PROBLEMS TO WORK ON:
1. Answer these questions from the passage on organic brewing yeast, one line each:
(a) What ingredients does Tuborg list on the can of Tuborg Raw?
(b) In what year did CooLAB achieve the Danish organic certification?
(c) Where is the CooLAB laboratory situated?
2. Summarize the passage on organic brewing yeast in two sentences.
3. Reproduce the part of the passage on organic brewing yeast starting with "Example 2: Many" and going on through "and active yeast.".

Beer has for a very long time in Denmark been seen as a bright, filtered product like a clear lager, easy to drink in large quantities. With the revolution of craft beer, new varieties of different hops and a wider selection of malts are being used to generate new flavors in a large variety of new beer styles like Imperial Stouts or NEIPA. With the organic production of beer and wine winning more percentage in sales each year, an approach to a more sustainable production is slowly getting more attention: organic production is here to stay. But we find it troubling to see a beer label that specifies in writing ‘this beer is 100% organic’ when the yeast used is not important enough to be organic.
Here are some examples of how important yeast is in beer:
Example 1: Unfiltered beers – like a ‘Tuborg Raw’ – that are not filtered, not heat-treated and organic, thus live yeast remains in the final product and contributes to the taste and overall impression. Tuborg also writes on the can, ‘Water, organic barley malt, wheat extract, hops and yeast’. The yeast is thus declared as an ingredient in this organic beer. (Source: https://www.tuborg.dk/ol/raa/)
Example 2: Many classical Belgian beers are often bottle-conditioned with live yeast in the bottle. The same taste and character would not be found in the same beer without the yeast in the bottle, nor could it reach the desired high carbon dioxide level without the live and active yeast.
Example 3: German ‘Hefeweiss-bier’ is a classic German wheat beer style, which emphasizes the importance of the yeast as an important part is the beer, and here contributes significantly to the taste. This beer should not be filtered, and you make sure to include all the yeast when pouring into the glass. So, again, not just a technical aid. The same goes for a Belgian Wit.
A start-up of an organic yeast laboratory
We – CooLABTM – are the team behind one of the first exclusively certified organic yeast producers in the world. An organic yeast laboratory, situated a short distance south of Copenhagen. The team has switched to become a 100% organic laboratory, growing yeast and isolating yeast strains from nature, aimed for brewing.
Together, the business partners, Pia Winther Bargholz and Claus Christensen, PhD., decided to make all their yeast strains organic and apply for the Danish organic certification, achieving this in 2018. Since then, CooLABTM has managed to get a small organic yeast production up and running.
To turn CooLABTM into a business that can supply organic production in Denmark and other countries, more equipment is needed and a larger investment is necessary. Talking to potential distributors and clients, we find there is a positive interest in using organic yeast to complete their organic beer production. However, when brewers know that the competitors choose not to use organic yeast in order to increase their profit, organic yeast is forfeited.

RECORD SET:

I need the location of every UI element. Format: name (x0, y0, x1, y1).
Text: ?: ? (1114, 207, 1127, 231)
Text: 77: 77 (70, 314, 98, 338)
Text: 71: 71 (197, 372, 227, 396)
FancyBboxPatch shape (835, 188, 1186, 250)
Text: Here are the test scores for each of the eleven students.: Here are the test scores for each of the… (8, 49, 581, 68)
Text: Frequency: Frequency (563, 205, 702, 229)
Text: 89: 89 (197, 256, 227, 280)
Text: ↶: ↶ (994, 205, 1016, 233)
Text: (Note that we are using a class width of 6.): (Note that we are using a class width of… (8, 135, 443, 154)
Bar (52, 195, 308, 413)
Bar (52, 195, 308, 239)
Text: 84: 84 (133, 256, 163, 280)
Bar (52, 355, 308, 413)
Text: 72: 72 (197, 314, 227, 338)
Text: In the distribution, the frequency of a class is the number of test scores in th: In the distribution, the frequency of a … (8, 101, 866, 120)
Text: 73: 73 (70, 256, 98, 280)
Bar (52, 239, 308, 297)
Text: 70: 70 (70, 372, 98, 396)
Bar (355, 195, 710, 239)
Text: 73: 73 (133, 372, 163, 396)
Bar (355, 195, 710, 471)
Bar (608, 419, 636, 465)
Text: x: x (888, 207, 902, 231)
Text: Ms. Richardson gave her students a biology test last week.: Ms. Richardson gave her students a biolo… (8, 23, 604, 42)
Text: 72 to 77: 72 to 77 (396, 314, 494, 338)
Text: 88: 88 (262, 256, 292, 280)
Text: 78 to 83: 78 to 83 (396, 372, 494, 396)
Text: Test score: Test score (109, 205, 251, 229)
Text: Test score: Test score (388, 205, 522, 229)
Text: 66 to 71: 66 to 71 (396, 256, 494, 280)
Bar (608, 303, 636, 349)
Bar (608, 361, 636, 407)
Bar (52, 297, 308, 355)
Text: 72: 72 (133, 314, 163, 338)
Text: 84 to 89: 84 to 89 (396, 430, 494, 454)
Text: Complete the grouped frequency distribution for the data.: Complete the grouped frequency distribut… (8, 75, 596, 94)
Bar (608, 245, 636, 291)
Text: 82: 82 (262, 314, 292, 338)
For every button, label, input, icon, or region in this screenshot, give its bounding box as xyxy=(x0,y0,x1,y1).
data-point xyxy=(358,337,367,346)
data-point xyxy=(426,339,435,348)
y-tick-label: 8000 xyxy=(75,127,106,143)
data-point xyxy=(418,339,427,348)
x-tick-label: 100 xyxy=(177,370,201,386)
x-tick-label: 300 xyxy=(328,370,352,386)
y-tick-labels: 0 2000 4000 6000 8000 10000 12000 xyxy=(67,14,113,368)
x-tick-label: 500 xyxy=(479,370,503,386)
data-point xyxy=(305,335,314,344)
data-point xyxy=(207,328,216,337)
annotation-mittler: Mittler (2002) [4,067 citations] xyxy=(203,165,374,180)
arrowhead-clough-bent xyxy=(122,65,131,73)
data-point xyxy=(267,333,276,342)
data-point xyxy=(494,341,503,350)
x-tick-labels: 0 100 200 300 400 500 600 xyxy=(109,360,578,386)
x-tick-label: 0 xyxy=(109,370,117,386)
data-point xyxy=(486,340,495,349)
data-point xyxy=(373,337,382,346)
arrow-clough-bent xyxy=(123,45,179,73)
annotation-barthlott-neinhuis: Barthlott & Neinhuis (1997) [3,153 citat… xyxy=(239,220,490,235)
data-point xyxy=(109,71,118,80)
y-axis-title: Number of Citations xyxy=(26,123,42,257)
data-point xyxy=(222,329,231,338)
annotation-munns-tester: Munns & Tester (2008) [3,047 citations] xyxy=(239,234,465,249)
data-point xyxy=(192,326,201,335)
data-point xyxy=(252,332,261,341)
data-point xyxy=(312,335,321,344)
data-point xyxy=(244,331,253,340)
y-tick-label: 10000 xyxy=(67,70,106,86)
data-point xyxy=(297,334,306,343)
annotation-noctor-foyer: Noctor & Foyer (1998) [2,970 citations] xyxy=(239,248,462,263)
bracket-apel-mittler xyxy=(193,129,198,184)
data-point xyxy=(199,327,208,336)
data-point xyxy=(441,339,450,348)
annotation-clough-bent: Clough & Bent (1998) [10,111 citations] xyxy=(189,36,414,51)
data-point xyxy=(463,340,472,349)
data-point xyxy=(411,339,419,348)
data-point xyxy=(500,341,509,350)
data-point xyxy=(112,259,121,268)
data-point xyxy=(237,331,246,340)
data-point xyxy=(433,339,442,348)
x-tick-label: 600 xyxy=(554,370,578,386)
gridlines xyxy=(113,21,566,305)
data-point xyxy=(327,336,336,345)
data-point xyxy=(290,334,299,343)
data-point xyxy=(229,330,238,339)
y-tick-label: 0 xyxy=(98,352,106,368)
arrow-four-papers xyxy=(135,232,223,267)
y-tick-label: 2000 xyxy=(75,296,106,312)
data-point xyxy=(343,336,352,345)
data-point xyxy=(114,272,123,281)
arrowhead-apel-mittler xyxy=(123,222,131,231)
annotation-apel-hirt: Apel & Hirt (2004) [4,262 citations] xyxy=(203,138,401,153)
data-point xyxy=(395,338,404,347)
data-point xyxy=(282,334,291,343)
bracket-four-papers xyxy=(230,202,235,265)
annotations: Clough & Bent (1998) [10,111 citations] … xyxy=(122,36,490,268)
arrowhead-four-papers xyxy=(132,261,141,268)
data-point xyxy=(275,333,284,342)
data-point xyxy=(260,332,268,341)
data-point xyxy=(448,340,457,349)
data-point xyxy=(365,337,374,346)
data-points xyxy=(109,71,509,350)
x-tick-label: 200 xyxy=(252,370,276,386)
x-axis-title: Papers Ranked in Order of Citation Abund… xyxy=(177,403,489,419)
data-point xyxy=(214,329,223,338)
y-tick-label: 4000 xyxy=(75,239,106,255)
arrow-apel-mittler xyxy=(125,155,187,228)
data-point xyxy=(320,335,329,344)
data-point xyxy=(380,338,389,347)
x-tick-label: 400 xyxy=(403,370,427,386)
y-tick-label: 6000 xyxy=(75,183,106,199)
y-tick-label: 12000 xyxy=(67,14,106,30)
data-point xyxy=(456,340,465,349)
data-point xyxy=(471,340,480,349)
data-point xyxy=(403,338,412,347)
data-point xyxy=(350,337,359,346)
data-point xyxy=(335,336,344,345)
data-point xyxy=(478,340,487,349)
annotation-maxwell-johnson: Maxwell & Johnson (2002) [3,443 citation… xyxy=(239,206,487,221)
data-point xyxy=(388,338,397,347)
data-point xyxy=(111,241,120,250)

TASK SOLUTIONS:
1.
(a) Water, organic barley malt, wheat extract, hops and yeast.
(b) 2018.
(c) A short distance south of Copenhagen.

2. The passage shows how much yeast shapes a beer's taste and character, using unfiltered, bottle-conditioned and German wheat beers as examples, and finds it troubling when a beer labeled 100% organic uses yeast that is not organic. CooLAB, an organic yeast laboratory south of Copenhagen that gained Danish organic certification in 2018, runs a small production but needs more equipment and investment to supply brewers, some of whom forgo organic yeast because competitors skip it to raise profits.

3.
Example 2: Many classical Belgian beers are often bottle-conditioned with live yeast in the bottle. The same taste and character would not be found in the same beer without the yeast in the bottle, nor could it reach the desired high carbon dioxide level without the live and active yeast.